— Work instructions —
Take every line from the listing below that includes "Media" and copy it.

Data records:
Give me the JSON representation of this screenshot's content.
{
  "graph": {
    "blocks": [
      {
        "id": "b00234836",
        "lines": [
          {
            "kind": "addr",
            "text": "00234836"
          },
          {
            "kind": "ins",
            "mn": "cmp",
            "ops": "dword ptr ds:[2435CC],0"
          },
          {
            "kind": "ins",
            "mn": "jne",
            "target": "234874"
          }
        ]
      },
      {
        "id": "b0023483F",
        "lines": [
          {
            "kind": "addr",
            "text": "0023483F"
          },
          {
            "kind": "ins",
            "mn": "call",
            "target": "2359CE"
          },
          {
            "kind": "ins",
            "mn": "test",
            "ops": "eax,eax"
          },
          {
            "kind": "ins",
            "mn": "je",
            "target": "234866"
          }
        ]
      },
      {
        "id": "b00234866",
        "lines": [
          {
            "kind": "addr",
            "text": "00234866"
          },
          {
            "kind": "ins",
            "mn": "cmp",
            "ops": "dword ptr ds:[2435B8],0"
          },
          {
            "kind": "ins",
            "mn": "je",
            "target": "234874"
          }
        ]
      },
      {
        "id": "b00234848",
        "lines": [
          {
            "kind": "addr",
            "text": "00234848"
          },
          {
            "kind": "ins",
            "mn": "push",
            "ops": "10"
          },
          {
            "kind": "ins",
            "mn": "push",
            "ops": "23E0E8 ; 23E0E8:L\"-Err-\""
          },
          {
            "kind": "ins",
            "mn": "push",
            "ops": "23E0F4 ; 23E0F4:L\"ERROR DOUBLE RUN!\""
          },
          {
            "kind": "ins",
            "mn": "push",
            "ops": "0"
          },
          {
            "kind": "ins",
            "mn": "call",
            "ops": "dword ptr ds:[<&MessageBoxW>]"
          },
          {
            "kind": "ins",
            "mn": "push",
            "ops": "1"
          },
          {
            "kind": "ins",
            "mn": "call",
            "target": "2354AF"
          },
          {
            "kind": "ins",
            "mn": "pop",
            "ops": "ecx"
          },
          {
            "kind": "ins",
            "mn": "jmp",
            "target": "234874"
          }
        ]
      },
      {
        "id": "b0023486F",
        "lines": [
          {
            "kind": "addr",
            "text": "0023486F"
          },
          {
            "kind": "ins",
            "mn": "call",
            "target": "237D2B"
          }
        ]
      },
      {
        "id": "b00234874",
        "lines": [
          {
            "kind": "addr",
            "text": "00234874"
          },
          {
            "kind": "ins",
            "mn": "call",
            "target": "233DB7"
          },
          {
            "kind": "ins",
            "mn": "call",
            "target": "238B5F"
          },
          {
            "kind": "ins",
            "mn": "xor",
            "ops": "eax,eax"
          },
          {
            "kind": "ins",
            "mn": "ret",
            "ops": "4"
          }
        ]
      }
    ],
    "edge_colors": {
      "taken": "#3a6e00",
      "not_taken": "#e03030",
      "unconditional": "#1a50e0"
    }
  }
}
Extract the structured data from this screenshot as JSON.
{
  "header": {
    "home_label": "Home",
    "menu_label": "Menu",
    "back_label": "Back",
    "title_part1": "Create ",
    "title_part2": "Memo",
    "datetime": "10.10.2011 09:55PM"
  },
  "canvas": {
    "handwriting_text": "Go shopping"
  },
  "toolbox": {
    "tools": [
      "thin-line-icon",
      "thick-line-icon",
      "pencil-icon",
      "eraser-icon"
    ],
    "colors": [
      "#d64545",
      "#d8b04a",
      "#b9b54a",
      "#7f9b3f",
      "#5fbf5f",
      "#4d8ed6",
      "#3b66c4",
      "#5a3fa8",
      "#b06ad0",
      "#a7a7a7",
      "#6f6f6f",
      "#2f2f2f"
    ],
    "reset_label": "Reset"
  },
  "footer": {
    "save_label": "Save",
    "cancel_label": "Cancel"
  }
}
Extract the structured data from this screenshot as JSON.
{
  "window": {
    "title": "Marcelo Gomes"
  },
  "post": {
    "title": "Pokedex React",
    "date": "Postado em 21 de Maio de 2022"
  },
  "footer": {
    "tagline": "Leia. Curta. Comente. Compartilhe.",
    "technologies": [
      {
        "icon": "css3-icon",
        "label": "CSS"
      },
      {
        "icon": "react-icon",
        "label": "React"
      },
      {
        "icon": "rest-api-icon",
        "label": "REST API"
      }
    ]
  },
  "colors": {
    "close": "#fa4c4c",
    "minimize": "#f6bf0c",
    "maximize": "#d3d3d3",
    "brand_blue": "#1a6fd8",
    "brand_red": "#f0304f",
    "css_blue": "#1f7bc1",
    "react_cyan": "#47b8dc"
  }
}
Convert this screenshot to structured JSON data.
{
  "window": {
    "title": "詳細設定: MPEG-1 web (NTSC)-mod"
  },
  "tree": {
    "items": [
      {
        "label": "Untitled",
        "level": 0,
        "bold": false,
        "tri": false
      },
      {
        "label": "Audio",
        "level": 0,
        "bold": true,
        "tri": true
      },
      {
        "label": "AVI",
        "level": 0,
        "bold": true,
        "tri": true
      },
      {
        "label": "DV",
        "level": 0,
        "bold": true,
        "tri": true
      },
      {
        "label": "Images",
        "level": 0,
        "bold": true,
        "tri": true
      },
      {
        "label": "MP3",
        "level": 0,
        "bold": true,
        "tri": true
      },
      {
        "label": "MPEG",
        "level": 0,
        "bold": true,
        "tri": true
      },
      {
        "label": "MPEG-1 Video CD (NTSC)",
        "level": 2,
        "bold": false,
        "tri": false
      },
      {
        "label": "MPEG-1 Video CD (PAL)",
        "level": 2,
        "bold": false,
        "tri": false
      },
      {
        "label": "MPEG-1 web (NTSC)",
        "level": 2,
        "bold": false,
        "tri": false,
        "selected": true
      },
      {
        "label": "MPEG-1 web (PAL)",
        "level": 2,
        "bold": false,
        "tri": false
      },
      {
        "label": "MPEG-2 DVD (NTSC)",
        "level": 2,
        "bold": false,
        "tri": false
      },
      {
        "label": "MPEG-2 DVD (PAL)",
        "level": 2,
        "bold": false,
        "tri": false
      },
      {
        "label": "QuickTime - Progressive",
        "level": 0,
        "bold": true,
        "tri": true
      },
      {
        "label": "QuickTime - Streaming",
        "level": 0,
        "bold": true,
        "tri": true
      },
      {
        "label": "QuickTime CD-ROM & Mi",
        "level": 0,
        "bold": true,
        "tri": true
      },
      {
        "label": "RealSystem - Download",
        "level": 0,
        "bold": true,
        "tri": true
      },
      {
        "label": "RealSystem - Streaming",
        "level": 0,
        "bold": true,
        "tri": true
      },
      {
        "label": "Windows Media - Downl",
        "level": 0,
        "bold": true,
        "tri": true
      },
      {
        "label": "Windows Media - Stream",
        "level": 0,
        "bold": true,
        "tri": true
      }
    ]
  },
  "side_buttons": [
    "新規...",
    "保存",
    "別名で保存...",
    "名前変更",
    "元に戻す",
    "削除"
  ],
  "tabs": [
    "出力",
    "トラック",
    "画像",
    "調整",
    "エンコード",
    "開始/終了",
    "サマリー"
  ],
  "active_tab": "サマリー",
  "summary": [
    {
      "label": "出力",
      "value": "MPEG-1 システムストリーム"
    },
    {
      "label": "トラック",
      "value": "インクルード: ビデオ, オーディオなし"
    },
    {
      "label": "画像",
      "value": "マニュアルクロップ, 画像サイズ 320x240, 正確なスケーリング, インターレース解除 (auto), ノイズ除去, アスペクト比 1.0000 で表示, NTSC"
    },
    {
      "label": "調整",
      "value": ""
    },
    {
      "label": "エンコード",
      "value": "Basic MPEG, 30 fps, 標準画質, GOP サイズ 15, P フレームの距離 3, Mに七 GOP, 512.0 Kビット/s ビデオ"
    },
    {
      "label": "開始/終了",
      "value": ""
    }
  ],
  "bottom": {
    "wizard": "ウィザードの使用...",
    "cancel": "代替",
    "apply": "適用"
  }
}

— Solution to the exercise —
        "label": "Windows Media - Downl",
        "label": "Windows Media - Stream",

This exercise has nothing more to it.